Task requirements — Lines that include the word "this" are the ones to copy.
──────── Input data ────────
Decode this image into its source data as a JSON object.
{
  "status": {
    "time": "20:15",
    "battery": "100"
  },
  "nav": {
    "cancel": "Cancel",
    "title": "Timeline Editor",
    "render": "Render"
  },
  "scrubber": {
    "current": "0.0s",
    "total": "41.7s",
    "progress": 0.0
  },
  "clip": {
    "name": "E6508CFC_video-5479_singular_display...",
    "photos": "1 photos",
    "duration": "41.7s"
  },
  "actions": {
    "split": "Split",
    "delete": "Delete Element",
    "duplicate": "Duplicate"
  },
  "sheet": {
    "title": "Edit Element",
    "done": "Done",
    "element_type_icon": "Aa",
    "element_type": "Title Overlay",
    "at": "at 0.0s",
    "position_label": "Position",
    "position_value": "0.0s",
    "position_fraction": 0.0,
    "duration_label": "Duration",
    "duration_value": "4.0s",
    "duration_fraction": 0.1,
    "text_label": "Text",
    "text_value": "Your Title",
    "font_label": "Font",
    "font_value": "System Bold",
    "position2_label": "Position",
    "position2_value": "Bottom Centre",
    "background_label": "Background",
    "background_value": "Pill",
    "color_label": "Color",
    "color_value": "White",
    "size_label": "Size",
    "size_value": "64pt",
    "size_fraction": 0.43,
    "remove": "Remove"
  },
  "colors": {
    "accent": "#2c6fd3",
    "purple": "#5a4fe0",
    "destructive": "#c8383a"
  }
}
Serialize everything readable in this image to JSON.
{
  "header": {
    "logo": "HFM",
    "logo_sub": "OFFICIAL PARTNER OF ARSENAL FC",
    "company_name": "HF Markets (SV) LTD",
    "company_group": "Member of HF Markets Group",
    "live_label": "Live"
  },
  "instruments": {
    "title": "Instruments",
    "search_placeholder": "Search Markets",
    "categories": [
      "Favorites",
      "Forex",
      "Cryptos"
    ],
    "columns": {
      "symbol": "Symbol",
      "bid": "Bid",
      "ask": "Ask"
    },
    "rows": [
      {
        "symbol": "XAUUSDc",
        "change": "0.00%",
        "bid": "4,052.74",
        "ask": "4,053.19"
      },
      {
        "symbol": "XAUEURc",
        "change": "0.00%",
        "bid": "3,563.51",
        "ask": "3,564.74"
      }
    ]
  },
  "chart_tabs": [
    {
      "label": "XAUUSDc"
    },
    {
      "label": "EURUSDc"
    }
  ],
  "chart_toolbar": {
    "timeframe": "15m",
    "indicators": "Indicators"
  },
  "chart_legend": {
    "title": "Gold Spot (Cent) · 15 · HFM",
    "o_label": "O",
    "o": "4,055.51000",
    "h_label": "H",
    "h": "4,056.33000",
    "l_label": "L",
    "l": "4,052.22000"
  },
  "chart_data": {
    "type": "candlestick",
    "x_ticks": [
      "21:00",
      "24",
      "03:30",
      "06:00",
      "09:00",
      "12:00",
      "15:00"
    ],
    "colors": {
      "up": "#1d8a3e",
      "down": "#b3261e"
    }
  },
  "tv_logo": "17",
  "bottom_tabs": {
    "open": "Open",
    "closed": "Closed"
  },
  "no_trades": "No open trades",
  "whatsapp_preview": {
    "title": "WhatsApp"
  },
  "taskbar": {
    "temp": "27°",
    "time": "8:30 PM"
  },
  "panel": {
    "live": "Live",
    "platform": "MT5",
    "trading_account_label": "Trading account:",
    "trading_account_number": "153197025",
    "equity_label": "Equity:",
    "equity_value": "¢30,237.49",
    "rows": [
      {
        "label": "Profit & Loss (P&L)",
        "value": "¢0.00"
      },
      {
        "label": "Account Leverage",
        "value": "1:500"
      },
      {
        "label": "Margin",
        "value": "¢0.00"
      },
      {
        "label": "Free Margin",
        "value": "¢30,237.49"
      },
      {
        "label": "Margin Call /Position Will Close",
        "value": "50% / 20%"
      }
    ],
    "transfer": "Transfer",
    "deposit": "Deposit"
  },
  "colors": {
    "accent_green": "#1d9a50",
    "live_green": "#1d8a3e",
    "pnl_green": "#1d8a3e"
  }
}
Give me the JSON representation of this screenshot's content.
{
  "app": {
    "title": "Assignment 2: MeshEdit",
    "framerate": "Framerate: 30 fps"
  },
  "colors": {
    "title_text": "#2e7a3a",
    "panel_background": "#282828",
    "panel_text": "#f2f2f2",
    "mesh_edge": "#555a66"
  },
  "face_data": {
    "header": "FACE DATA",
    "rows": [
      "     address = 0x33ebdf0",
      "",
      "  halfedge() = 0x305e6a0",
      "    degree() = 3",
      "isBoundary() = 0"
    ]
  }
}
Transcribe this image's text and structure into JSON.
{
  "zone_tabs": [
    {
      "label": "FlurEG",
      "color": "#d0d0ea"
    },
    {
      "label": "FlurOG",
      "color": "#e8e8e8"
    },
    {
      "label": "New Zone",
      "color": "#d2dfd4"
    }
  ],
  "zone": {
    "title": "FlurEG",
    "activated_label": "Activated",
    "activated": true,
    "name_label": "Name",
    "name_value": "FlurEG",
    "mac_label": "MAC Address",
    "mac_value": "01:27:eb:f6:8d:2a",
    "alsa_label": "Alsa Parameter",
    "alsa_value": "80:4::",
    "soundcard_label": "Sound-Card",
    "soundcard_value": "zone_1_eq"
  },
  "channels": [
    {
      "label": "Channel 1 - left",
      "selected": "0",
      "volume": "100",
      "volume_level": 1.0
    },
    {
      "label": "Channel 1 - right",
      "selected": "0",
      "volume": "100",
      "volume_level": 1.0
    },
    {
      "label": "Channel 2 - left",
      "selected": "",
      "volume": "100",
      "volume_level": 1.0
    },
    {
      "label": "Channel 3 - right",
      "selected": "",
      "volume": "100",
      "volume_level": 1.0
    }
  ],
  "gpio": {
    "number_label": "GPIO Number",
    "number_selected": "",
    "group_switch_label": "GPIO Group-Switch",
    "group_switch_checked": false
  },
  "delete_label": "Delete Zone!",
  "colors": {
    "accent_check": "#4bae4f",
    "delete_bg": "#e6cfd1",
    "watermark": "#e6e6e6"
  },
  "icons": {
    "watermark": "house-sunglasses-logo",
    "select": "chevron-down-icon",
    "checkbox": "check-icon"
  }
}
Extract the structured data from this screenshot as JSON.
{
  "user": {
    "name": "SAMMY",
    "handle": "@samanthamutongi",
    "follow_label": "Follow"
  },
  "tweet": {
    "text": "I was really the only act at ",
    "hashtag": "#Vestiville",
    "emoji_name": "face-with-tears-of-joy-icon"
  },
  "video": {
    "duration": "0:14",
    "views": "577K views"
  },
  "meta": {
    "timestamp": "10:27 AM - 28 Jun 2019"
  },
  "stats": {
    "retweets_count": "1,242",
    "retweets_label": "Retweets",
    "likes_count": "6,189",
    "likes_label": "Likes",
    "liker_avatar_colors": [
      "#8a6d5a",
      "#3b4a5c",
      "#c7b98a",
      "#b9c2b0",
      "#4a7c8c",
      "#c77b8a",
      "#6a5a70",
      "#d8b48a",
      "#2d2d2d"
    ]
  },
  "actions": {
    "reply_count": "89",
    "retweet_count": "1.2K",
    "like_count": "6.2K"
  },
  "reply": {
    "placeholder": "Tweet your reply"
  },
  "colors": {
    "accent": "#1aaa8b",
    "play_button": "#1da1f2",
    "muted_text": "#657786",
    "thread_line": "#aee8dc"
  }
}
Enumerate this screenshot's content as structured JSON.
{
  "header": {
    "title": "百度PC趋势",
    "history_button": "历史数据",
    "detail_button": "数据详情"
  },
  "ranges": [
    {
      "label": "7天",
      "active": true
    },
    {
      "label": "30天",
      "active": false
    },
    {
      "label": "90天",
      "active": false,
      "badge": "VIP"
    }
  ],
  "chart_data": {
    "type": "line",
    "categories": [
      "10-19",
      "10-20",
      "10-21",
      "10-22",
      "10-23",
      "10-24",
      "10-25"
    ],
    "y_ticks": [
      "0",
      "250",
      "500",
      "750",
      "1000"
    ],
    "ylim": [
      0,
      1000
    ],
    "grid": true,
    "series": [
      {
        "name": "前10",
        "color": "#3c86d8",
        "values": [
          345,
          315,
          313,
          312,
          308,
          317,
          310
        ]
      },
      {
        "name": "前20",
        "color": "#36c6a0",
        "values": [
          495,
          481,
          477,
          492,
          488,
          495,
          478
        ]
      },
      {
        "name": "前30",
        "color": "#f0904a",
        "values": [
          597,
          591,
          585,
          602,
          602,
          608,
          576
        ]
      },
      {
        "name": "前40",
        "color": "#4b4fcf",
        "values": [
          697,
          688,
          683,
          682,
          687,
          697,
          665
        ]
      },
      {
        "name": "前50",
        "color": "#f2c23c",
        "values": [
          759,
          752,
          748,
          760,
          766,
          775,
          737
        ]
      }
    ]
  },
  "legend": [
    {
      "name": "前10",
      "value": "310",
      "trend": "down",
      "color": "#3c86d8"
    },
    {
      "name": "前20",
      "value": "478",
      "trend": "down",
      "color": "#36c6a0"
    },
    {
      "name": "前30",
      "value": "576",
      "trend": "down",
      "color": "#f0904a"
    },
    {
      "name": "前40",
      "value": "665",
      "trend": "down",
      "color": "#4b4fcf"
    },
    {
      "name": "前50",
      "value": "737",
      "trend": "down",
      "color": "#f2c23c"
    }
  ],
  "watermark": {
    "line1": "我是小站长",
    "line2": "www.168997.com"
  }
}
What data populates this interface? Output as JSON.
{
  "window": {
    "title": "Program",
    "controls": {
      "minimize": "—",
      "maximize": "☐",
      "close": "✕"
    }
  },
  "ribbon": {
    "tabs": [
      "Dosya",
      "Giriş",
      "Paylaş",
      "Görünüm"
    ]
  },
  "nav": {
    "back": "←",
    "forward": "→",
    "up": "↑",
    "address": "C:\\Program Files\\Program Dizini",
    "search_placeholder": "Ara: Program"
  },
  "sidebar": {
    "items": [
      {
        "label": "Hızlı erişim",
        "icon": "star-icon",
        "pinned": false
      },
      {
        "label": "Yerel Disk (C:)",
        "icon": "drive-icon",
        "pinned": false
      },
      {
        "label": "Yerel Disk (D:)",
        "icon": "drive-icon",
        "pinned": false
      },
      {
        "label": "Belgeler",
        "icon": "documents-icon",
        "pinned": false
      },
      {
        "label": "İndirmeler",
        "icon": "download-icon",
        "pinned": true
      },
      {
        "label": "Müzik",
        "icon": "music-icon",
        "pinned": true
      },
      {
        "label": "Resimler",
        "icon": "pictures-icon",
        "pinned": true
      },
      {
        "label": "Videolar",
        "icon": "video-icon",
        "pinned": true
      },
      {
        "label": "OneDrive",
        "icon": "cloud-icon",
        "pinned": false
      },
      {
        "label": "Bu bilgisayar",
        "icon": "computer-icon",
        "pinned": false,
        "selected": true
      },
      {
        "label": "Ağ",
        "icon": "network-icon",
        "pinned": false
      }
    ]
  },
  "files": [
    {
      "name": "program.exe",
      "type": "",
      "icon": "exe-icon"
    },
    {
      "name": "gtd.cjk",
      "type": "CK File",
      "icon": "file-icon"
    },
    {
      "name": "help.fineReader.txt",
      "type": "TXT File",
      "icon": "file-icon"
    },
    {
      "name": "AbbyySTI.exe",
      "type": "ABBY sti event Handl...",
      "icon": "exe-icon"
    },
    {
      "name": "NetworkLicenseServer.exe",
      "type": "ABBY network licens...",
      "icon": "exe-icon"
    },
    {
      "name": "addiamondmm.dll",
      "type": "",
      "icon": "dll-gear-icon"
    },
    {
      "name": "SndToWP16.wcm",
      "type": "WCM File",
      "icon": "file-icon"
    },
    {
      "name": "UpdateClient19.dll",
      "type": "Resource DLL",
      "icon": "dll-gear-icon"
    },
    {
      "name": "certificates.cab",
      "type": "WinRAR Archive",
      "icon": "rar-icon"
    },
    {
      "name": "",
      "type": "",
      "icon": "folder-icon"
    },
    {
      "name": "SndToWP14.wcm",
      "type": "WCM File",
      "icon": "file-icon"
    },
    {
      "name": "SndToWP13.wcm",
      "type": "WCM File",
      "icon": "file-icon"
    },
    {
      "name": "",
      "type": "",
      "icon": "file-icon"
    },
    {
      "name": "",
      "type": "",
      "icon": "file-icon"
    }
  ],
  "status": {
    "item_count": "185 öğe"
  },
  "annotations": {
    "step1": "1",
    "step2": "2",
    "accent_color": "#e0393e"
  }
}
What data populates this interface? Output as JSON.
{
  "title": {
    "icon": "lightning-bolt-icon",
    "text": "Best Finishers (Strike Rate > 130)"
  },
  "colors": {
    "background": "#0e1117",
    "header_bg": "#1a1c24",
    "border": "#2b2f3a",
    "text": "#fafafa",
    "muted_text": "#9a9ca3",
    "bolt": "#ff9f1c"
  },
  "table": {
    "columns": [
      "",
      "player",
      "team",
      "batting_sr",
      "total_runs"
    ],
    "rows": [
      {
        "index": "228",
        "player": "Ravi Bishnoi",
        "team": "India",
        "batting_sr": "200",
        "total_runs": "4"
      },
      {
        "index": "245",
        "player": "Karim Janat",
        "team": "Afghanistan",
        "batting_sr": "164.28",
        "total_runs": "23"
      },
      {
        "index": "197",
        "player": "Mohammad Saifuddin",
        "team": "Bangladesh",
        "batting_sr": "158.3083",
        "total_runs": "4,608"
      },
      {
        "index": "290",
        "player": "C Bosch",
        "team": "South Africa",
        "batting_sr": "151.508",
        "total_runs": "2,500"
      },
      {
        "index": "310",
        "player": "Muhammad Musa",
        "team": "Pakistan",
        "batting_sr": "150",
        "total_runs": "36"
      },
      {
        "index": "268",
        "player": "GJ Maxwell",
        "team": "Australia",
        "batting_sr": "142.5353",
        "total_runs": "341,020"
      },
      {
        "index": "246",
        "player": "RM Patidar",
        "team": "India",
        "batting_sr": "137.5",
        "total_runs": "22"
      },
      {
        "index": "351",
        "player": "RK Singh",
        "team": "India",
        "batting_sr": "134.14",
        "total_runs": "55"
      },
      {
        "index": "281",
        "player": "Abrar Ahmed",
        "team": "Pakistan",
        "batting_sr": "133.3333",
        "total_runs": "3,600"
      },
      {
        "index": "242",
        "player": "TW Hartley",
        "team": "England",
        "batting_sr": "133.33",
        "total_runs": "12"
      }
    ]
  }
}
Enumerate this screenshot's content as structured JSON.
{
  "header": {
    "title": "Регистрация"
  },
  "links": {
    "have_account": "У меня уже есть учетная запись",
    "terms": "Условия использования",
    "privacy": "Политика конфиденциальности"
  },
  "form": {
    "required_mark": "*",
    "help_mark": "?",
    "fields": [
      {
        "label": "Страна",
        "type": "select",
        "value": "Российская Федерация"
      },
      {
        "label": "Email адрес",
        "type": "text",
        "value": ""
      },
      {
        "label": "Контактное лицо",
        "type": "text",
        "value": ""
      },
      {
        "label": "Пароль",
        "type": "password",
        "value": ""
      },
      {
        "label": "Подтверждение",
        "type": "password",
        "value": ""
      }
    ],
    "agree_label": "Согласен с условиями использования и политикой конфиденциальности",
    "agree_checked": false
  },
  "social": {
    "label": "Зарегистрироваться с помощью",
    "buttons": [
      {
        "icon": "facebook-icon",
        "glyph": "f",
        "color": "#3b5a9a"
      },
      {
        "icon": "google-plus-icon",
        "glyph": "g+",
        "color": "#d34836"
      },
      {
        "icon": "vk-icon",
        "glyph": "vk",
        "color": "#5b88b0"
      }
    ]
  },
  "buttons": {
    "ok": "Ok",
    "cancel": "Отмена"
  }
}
────────
Answer for the task —
Decode this image into its source data as a JSON object.
Serialize everything readable in this image to JSON.
Give me the JSON representation of this screenshot's content.
Transcribe this image's text and structure into JSON.
Extract the structured data from this screenshot as JSON.
Enumerate this screenshot's content as structured JSON.
What data populates this interface? Output as JSON.
What data populates this interface? Output as JSON.
Enumerate this screenshot's content as structured JSON.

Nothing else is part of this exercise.